--- start Entries supplied ---
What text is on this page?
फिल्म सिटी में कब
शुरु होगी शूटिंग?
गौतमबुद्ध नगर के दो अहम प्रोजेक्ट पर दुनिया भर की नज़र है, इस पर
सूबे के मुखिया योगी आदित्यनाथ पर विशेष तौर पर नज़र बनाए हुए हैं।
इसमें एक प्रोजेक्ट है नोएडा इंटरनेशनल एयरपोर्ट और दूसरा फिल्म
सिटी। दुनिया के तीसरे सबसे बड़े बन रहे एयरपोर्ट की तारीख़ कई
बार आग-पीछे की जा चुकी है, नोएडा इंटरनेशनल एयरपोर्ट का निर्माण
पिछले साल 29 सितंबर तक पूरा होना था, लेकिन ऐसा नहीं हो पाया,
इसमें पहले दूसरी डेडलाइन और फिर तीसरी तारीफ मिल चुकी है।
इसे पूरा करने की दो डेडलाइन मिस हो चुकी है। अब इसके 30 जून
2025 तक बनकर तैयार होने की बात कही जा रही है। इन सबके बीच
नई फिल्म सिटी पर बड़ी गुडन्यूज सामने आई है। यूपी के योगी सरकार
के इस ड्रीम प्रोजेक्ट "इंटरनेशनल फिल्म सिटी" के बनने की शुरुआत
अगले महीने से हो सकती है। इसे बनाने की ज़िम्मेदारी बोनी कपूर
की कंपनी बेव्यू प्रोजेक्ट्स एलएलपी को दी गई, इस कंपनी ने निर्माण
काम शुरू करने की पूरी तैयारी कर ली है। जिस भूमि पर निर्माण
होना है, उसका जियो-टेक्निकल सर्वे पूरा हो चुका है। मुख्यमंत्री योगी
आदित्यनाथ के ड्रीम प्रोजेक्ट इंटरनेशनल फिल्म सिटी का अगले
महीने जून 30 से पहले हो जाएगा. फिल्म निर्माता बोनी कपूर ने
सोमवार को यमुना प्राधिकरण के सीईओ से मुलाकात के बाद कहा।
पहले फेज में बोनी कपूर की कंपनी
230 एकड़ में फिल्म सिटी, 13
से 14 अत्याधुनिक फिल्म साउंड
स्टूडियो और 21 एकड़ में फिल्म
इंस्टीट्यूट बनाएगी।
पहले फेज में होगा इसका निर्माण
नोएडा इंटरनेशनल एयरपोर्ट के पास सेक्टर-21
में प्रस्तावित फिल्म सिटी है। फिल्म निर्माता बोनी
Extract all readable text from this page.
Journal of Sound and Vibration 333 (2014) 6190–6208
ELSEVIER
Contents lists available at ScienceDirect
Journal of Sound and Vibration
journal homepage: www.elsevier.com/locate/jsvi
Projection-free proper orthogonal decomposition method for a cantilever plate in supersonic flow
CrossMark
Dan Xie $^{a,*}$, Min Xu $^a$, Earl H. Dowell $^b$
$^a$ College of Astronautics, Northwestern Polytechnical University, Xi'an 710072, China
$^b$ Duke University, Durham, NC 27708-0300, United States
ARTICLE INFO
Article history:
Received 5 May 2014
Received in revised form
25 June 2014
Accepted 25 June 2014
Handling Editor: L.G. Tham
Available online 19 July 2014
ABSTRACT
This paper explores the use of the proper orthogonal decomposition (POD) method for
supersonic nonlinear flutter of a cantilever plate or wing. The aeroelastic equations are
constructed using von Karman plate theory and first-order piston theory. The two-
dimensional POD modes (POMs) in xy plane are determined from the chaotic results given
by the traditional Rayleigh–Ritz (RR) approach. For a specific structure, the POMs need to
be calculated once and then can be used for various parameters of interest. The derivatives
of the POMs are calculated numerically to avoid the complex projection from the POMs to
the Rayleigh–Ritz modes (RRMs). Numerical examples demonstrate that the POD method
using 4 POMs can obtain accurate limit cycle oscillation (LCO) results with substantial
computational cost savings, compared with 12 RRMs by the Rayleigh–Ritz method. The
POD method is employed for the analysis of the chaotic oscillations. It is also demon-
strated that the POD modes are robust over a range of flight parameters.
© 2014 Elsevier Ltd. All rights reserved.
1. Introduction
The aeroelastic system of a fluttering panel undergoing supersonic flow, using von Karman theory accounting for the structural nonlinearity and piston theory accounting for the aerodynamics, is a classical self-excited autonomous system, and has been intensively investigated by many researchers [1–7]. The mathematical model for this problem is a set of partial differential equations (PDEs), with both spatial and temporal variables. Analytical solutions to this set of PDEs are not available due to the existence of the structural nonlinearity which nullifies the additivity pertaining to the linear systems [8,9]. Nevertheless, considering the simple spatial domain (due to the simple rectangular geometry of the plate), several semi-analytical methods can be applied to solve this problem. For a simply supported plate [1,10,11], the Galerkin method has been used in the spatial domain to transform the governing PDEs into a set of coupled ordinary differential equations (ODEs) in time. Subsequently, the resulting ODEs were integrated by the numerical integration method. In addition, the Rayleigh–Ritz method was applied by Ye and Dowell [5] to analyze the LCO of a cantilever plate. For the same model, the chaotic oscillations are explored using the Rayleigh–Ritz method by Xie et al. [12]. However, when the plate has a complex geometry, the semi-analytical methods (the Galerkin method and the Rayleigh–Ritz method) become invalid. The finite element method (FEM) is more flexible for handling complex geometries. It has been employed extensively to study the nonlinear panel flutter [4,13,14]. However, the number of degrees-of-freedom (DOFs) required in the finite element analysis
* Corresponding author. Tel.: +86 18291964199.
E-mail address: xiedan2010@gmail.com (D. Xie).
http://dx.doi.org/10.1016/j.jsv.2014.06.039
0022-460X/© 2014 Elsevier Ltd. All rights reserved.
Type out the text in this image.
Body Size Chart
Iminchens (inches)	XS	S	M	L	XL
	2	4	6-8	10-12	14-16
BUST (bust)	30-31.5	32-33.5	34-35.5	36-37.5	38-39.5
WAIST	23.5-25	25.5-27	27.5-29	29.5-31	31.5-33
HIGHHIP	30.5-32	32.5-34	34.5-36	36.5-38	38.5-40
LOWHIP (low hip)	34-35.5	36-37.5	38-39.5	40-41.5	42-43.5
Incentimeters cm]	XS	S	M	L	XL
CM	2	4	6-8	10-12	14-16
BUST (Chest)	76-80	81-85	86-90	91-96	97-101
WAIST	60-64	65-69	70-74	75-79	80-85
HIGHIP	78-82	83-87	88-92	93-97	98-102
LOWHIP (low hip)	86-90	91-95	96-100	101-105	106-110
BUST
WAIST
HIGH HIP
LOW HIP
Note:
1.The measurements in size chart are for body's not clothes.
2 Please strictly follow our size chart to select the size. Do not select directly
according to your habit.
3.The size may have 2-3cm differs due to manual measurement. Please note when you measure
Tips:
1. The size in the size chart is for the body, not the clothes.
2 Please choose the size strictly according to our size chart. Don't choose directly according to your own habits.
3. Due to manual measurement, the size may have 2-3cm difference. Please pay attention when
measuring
--- end Entries supplied ---
- **Exercise details**
Each record should come back exactly as written.

- **The solution**
What text is on this page?
फिल्म सिटी में कब
शुरु होगी शूटिंग?
गौतमबुद्ध नगर के दो अहम प्रोजेक्ट पर दुनिया भर की नज़र है, इस पर
सूबे के मुखिया योगी आदित्यनाथ पर विशेष तौर पर नज़र बनाए हुए हैं।
इसमें एक प्रोजेक्ट है नोएडा इंटरनेशनल एयरपोर्ट और दूसरा फिल्म
सिटी। दुनिया के तीसरे सबसे बड़े बन रहे एयरपोर्ट की तारीख़ कई
बार आग-पीछे की जा चुकी है, नोएडा इंटरनेशनल एयरपोर्ट का निर्माण
पिछले साल 29 सितंबर तक पूरा होना था, लेकिन ऐसा नहीं हो पाया,
इसमें पहले दूसरी डेडलाइन और फिर तीसरी तारीफ मिल चुकी है।
इसे पूरा करने की दो डेडलाइन मिस हो चुकी है। अब इसके 30 जून
2025 तक बनकर तैयार होने की बात कही जा रही है। इन सबके बीच
नई फिल्म सिटी पर बड़ी गुडन्यूज सामने आई है। यूपी के योगी सरकार
के इस ड्रीम प्रोजेक्ट "इंटरनेशनल फिल्म सिटी" के बनने की शुरुआत
अगले महीने से हो सकती है। इसे बनाने की ज़िम्मेदारी बोनी कपूर
की कंपनी बेव्यू प्रोजेक्ट्स एलएलपी को दी गई, इस कंपनी ने निर्माण
काम शुरू करने की पूरी तैयारी कर ली है। जिस भूमि पर निर्माण
होना है, उसका जियो-टेक्निकल सर्वे पूरा हो चुका है। मुख्यमंत्री योगी
आदित्यनाथ के ड्रीम प्रोजेक्ट इंटरनेशनल फिल्म सिटी का अगले
महीने जून 30 से पहले हो जाएगा. फिल्म निर्माता बोनी कपूर ने
सोमवार को यमुना प्राधिकरण के सीईओ से मुलाकात के बाद कहा।
पहले फेज में बोनी कपूर की कंपनी
230 एकड़ में फिल्म सिटी, 13
से 14 अत्याधुनिक फिल्म साउंड
स्टूडियो और 21 एकड़ में फिल्म
इंस्टीट्यूट बनाएगी।
पहले फेज में होगा इसका निर्माण
नोएडा इंटरनेशनल एयरपोर्ट के पास सेक्टर-21
में प्रस्तावित फिल्म सिटी है। फिल्म निर्माता बोनी
Extract all readable text from this page.
Journal of Sound and Vibration 333 (2014) 6190–6208
ELSEVIER
Contents lists available at ScienceDirect
Journal of Sound and Vibration
journal homepage: www.elsevier.com/locate/jsvi
Projection-free proper orthogonal decomposition method for a cantilever plate in supersonic flow
CrossMark
Dan Xie $^{a,*}$, Min Xu $^a$, Earl H. Dowell $^b$
$^a$ College of Astronautics, Northwestern Polytechnical University, Xi'an 710072, China
$^b$ Duke University, Durham, NC 27708-0300, United States
ARTICLE INFO
Article history:
Received 5 May 2014
Received in revised form
25 June 2014
Accepted 25 June 2014
Handling Editor: L.G. Tham
Available online 19 July 2014
ABSTRACT
This paper explores the use of the proper orthogonal decomposition (POD) method for
supersonic nonlinear flutter of a cantilever plate or wing. The aeroelastic equations are
constructed using von Karman plate theory and first-order piston theory. The two-
dimensional POD modes (POMs) in xy plane are determined from the chaotic results given
by the traditional Rayleigh–Ritz (RR) approach. For a specific structure, the POMs need to
be calculated once and then can be used for various parameters of interest. The derivatives
of the POMs are calculated numerically to avoid the complex projection from the POMs to
the Rayleigh–Ritz modes (RRMs). Numerical examples demonstrate that the POD method
using 4 POMs can obtain accurate limit cycle oscillation (LCO) results with substantial
computational cost savings, compared with 12 RRMs by the Rayleigh–Ritz method. The
POD method is employed for the analysis of the chaotic oscillations. It is also demon-
strated that the POD modes are robust over a range of flight parameters.
© 2014 Elsevier Ltd. All rights reserved.
1. Introduction
The aeroelastic system of a fluttering panel undergoing supersonic flow, using von Karman theory accounting for the structural nonlinearity and piston theory accounting for the aerodynamics, is a classical self-excited autonomous system, and has been intensively investigated by many researchers [1–7]. The mathematical model for this problem is a set of partial differential equations (PDEs), with both spatial and temporal variables. Analytical solutions to this set of PDEs are not available due to the existence of the structural nonlinearity which nullifies the additivity pertaining to the linear systems [8,9]. Nevertheless, considering the simple spatial domain (due to the simple rectangular geometry of the plate), several semi-analytical methods can be applied to solve this problem. For a simply supported plate [1,10,11], the Galerkin method has been used in the spatial domain to transform the governing PDEs into a set of coupled ordinary differential equations (ODEs) in time. Subsequently, the resulting ODEs were integrated by the numerical integration method. In addition, the Rayleigh–Ritz method was applied by Ye and Dowell [5] to analyze the LCO of a cantilever plate. For the same model, the chaotic oscillations are explored using the Rayleigh–Ritz method by Xie et al. [12]. However, when the plate has a complex geometry, the semi-analytical methods (the Galerkin method and the Rayleigh–Ritz method) become invalid. The finite element method (FEM) is more flexible for handling complex geometries. It has been employed extensively to study the nonlinear panel flutter [4,13,14]. However, the number of degrees-of-freedom (DOFs) required in the finite element analysis
* Corresponding author. Tel.: +86 18291964199.
E-mail address: xiedan2010@gmail.com (D. Xie).
http://dx.doi.org/10.1016/j.jsv.2014.06.039
0022-460X/© 2014 Elsevier Ltd. All rights reserved.
Type out the text in this image.
Body Size Chart
Iminchens (inches)	XS	S	M	L	XL
	2	4	6-8	10-12	14-16
BUST (bust)	30-31.5	32-33.5	34-35.5	36-37.5	38-39.5
WAIST	23.5-25	25.5-27	27.5-29	29.5-31	31.5-33
HIGHHIP	30.5-32	32.5-34	34.5-36	36.5-38	38.5-40
LOWHIP (low hip)	34-35.5	36-37.5	38-39.5	40-41.5	42-43.5
Incentimeters cm]	XS	S	M	L	XL
CM	2	4	6-8	10-12	14-16
BUST (Chest)	76-80	81-85	86-90	91-96	97-101
WAIST	60-64	65-69	70-74	75-79	80-85
HIGHIP	78-82	83-87	88-92	93-97	98-102
LOWHIP (low hip)	86-90	91-95	96-100	101-105	106-110
BUST
WAIST
HIGH HIP
LOW HIP
Note:
1.The measurements in size chart are for body's not clothes.
2 Please strictly follow our size chart to select the size. Do not select directly
according to your habit.
3.The size may have 2-3cm differs due to manual measurement. Please note when you measure
Tips:
1. The size in the size chart is for the body, not the clothes.
2 Please choose the size strictly according to our size chart. Don't choose directly according to your own habits.
3. Due to manual measurement, the size may have 2-3cm difference. Please pay attention when
measuring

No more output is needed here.